*Exercise*. Pick out every line holding the string "举不足以入其胸次" and copy it.

*Items*.
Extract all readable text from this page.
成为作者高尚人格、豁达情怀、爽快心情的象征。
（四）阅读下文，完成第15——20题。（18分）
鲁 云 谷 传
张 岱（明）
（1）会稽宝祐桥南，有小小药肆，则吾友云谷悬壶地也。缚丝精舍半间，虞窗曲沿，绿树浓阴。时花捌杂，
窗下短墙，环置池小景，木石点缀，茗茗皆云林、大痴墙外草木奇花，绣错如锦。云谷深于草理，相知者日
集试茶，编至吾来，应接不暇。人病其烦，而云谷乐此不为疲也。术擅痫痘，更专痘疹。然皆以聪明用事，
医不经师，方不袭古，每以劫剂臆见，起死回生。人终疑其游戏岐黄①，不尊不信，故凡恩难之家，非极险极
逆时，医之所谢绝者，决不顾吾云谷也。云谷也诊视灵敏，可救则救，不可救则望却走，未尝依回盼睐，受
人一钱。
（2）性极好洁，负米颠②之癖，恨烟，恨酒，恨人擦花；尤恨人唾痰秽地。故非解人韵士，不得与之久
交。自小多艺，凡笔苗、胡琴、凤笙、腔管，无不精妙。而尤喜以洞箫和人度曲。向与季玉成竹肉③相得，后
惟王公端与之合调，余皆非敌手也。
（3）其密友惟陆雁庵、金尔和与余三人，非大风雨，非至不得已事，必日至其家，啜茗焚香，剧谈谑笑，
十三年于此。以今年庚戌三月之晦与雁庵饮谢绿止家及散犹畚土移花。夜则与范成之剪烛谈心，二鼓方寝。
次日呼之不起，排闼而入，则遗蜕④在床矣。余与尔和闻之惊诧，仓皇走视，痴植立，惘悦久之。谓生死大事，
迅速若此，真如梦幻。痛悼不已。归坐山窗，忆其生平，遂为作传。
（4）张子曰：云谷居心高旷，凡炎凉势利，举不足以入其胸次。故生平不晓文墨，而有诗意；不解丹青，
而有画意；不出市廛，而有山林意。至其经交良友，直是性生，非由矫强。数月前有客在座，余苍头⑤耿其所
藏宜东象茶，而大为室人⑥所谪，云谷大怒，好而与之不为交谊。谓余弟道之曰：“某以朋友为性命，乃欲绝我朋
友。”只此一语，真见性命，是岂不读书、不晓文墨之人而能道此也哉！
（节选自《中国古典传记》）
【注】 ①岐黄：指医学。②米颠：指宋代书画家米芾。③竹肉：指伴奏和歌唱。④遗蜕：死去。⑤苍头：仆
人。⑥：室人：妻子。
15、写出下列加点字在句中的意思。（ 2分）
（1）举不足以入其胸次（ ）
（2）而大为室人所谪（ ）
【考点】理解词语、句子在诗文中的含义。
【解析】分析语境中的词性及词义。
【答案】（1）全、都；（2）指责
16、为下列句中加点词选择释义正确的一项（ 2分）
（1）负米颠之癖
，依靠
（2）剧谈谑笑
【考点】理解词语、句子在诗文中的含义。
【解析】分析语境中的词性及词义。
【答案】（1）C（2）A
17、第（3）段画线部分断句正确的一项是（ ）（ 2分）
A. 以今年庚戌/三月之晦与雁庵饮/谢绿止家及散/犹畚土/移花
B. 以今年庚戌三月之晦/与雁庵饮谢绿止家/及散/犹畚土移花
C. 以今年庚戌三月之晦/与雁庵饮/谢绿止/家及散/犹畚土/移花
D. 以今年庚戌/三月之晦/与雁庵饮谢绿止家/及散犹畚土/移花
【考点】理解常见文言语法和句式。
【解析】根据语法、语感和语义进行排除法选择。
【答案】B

*Task output*.
（4）张子曰：云谷居心高旷，凡炎凉势利，举不足以入其胸次。故生平不晓文墨，而有诗意；不解丹青，
（1）举不足以入其胸次（ ）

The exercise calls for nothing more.